Una Verdad Oscura

A poco que nos sacudamos la bruma de indiferencia que la rutina deposita en nuestros ojos, no podemos sino admirarnos de la epifanía renovada del mundo que el amanecer nos brinda. Cada mañana el sol se adueña de nuestros cielos, cubre con sus rayos cuanto nos rodea e iluminándonos revela el milagro de lo mundano a nuestra mirada desterrando de su guarida oscura cuanto permanecía oculto, invisible e ignoto.

     Por eso, no debe extrañarnos que sean incontables las figuras metafóricas que asocian el imperio de la luz con la esfera de la verdad. Cuanto hay de verdadero en el mundo, es luminoso, claro, pues solo en la medida en que participa de la luz se hace evidente a nuestros ojos y, por extensión, a nuestro intelecto. La luz, por tanto, simboliza un momento de éxtasis cognitivo, pues conocer equivale a irradiar luz sobre todas aquellas cosas que resultaban hasta entonces oscuras y desconocidas. En numerosas tradiciones místicas el iluminado o el esclarecido designa a aquel que alcanza la máxima expresión del saber, el que llega a entrar en contacto con la Verdad. Platón, en su famoso mito de la caverna, hizo célebre el simbolismo que asimilaba la Verdad a una luz deslumbrante que no podía ser contemplada directamente a riesgo de ser cegado por su fulgor.

============

Conjunto de tareas »
1. Enumera los tres adjetivos con los que el texto sobre la luz y la verdad describe lo que el sol destierra de su guarida oscura.
2. Cita del texto sobre la luz y la verdad el fragmento que empieza en "A poco que nos" y termina en "invisible e ignoto.", con ambos extremos incluidos.

(Entradas del conjunto de datos)

============

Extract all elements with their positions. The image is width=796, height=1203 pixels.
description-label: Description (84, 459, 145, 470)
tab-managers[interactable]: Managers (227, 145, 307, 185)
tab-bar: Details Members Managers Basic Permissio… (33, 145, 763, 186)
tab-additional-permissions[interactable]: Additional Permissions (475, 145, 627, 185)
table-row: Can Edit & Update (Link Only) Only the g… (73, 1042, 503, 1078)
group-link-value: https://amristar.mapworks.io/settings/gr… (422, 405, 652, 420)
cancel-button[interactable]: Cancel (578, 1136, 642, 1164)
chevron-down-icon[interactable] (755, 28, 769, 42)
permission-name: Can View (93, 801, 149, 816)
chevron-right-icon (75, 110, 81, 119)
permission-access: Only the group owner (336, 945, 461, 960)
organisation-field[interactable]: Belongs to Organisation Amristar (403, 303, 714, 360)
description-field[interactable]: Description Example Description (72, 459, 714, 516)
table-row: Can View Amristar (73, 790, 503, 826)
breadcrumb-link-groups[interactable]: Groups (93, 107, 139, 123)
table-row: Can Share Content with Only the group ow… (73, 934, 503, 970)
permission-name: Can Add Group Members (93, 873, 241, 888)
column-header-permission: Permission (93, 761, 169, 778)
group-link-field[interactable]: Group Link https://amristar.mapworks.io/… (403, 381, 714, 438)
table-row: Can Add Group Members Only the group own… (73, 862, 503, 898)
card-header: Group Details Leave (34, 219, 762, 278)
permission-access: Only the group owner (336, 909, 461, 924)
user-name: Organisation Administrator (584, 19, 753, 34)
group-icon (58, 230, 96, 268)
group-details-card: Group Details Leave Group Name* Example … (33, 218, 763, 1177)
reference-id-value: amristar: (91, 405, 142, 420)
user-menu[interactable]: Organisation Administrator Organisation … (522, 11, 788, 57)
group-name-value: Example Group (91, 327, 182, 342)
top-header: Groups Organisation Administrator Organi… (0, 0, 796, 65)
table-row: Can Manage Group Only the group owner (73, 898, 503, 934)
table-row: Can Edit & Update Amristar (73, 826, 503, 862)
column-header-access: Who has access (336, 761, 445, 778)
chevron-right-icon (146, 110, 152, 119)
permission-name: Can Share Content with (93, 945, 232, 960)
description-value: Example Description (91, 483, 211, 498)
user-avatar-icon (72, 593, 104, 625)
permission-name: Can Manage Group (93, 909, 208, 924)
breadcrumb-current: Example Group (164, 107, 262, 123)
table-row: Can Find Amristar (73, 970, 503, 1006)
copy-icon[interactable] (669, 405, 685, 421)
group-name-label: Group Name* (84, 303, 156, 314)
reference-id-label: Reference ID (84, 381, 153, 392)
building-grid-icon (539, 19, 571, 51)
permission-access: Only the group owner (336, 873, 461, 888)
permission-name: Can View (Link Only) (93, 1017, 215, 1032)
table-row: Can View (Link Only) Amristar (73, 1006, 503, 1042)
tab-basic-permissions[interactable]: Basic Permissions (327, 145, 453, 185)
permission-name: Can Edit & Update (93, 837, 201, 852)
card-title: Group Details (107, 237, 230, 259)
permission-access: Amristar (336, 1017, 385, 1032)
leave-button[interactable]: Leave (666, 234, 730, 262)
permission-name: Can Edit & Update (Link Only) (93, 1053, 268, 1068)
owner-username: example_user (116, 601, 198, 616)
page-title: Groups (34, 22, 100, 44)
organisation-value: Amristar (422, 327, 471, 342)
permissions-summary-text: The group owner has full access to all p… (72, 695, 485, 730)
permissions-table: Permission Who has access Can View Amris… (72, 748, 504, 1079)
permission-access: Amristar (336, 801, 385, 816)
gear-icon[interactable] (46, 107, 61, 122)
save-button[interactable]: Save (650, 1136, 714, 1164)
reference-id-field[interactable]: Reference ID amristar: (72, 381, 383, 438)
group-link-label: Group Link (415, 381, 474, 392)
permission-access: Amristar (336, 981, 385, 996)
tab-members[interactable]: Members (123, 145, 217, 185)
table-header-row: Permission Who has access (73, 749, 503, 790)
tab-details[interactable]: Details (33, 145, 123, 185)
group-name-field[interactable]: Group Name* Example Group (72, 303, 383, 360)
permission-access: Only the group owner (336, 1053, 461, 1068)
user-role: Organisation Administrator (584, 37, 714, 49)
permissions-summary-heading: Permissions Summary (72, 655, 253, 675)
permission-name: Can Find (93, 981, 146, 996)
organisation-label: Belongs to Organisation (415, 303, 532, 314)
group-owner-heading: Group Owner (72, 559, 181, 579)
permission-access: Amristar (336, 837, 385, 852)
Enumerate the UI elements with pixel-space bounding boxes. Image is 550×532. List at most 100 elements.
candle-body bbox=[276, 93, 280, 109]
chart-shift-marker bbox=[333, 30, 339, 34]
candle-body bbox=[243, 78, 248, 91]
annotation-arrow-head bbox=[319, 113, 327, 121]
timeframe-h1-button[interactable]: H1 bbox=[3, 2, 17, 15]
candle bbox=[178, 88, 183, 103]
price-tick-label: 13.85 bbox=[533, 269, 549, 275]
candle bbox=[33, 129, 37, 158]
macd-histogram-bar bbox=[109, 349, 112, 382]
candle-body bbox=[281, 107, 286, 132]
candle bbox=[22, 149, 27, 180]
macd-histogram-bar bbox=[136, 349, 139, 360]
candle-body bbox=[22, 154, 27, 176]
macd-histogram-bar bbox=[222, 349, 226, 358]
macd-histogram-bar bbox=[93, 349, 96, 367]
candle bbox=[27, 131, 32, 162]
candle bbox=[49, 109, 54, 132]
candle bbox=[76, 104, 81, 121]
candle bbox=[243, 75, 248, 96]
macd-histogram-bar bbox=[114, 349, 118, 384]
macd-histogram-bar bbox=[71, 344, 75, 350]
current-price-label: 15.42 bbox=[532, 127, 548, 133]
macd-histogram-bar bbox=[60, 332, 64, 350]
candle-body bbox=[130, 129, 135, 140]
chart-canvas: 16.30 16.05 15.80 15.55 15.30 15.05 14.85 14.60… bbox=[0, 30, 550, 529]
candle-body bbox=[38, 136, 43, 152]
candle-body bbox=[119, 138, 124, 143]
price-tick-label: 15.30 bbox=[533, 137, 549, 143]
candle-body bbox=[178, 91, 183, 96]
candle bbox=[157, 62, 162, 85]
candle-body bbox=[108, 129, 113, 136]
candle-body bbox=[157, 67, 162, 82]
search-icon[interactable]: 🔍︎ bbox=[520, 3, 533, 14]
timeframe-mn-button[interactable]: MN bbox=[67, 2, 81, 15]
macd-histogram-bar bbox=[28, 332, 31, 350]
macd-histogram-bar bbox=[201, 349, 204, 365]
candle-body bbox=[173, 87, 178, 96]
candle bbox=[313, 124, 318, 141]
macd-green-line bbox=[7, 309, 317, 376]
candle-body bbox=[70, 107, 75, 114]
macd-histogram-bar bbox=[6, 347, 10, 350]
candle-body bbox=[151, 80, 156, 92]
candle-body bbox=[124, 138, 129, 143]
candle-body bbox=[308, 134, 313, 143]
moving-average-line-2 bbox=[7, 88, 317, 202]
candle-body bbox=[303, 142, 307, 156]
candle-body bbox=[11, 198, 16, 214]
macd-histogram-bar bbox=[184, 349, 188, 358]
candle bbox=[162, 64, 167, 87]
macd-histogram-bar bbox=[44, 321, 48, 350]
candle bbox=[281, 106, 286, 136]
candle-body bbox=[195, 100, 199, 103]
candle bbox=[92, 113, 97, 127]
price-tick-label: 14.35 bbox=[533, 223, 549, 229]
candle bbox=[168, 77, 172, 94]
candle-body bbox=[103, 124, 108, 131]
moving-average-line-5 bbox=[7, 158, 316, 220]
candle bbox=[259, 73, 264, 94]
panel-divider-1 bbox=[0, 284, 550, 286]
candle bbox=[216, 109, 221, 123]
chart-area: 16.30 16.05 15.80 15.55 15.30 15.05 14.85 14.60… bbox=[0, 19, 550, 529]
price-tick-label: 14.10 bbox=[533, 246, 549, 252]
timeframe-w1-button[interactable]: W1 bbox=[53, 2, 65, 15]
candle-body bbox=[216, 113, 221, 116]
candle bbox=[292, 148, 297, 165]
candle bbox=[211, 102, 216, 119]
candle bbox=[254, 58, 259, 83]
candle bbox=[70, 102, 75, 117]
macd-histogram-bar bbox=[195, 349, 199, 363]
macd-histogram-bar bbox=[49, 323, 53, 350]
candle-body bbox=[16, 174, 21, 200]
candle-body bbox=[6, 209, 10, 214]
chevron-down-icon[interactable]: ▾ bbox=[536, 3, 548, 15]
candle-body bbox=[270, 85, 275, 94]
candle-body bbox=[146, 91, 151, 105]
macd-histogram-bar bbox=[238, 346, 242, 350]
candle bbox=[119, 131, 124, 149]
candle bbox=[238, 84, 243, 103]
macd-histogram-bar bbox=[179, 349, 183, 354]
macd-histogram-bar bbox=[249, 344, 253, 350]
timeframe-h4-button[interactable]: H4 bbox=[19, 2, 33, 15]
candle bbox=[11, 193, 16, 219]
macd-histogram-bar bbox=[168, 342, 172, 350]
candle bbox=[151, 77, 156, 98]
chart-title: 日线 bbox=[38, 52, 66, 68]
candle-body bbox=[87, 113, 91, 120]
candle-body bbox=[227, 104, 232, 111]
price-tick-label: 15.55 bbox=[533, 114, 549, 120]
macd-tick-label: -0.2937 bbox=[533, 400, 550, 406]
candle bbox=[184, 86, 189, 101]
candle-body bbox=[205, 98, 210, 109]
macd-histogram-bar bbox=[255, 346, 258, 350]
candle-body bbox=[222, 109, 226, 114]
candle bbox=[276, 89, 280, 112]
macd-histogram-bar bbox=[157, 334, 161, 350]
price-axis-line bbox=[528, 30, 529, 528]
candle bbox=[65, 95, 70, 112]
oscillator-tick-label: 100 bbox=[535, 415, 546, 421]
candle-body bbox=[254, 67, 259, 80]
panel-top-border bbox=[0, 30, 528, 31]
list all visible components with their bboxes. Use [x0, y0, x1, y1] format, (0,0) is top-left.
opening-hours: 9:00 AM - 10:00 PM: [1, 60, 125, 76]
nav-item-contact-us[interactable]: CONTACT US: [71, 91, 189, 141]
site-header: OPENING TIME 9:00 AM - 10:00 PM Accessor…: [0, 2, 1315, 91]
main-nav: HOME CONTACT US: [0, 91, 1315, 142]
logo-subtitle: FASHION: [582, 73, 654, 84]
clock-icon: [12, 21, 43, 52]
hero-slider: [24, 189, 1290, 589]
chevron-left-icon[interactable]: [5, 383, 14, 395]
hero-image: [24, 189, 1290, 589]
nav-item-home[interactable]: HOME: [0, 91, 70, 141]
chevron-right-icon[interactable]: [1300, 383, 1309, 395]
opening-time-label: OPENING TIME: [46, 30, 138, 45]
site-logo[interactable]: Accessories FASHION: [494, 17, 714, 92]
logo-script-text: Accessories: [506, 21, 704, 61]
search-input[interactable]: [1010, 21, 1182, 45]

============

Soluciones »
1. oculto, invisible, ignoto

2.
A poco que nos sacudamos la bruma de indiferencia que la rutina deposita en nuestros ojos, no podemos sino admirarnos de la epifanía renovada del mundo que el amanecer nos brinda. Cada mañana el sol se adueña de nuestros cielos, cubre con sus rayos cuanto nos rodea e iluminándonos revela el milagro de lo mundano a nuestra mirada desterrando de su guarida oscura cuanto permanecía oculto, invisible e ignoto.